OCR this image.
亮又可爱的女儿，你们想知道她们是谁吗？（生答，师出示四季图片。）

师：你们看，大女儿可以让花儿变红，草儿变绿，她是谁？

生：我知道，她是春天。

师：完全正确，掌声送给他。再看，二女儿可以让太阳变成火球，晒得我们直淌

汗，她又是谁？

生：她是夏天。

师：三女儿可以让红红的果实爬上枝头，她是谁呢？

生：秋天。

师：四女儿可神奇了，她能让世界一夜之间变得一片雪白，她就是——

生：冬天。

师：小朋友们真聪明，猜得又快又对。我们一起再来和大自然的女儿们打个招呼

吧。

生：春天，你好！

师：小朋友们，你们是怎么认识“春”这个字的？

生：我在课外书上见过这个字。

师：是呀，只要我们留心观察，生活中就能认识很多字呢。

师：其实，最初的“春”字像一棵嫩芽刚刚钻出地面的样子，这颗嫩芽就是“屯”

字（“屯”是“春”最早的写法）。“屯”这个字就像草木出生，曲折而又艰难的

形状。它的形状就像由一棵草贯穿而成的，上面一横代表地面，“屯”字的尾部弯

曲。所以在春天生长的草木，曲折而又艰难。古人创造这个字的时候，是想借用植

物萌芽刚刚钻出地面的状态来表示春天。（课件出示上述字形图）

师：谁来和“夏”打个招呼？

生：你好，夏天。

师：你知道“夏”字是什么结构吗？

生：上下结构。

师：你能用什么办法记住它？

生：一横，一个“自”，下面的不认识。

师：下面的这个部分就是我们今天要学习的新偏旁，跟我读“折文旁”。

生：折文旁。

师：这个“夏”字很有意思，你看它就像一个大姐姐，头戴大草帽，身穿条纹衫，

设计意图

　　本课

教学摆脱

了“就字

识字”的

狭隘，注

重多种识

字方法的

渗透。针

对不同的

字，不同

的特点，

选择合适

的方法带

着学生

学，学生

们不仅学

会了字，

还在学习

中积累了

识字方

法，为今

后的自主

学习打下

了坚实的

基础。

● ● ● ● ●

### Aim
Write out every record shown above, word for word.

### Reply to the task
OCR this image.
亮又可爱的女儿，你们想知道她们是谁吗？（生答，师出示四季图片。）

师：你们看，大女儿可以让花儿变红，草儿变绿，她是谁？

生：我知道，她是春天。

师：完全正确，掌声送给他。再看，二女儿可以让太阳变成火球，晒得我们直淌

汗，她又是谁？

生：她是夏天。

师：三女儿可以让红红的果实爬上枝头，她是谁呢？

生：秋天。

师：四女儿可神奇了，她能让世界一夜之间变得一片雪白，她就是——

生：冬天。

师：小朋友们真聪明，猜得又快又对。我们一起再来和大自然的女儿们打个招呼

吧。

生：春天，你好！

师：小朋友们，你们是怎么认识“春”这个字的？

生：我在课外书上见过这个字。

师：是呀，只要我们留心观察，生活中就能认识很多字呢。

师：其实，最初的“春”字像一棵嫩芽刚刚钻出地面的样子，这颗嫩芽就是“屯”

字（“屯”是“春”最早的写法）。“屯”这个字就像草木出生，曲折而又艰难的

形状。它的形状就像由一棵草贯穿而成的，上面一横代表地面，“屯”字的尾部弯

曲。所以在春天生长的草木，曲折而又艰难。古人创造这个字的时候，是想借用植

物萌芽刚刚钻出地面的状态来表示春天。（课件出示上述字形图）

师：谁来和“夏”打个招呼？

生：你好，夏天。

师：你知道“夏”字是什么结构吗？

生：上下结构。

师：你能用什么办法记住它？

生：一横，一个“自”，下面的不认识。

师：下面的这个部分就是我们今天要学习的新偏旁，跟我读“折文旁”。

生：折文旁。

师：这个“夏”字很有意思，你看它就像一个大姐姐，头戴大草帽，身穿条纹衫，

设计意图

　　本课

教学摆脱

了“就字

识字”的

狭隘，注

重多种识

字方法的

渗透。针

对不同的

字，不同

的特点，

选择合适

的方法带

着学生

学，学生

们不仅学

会了字，

还在学习

中积累了

识字方

法，为今

后的自主

学习打下

了坚实的

基础。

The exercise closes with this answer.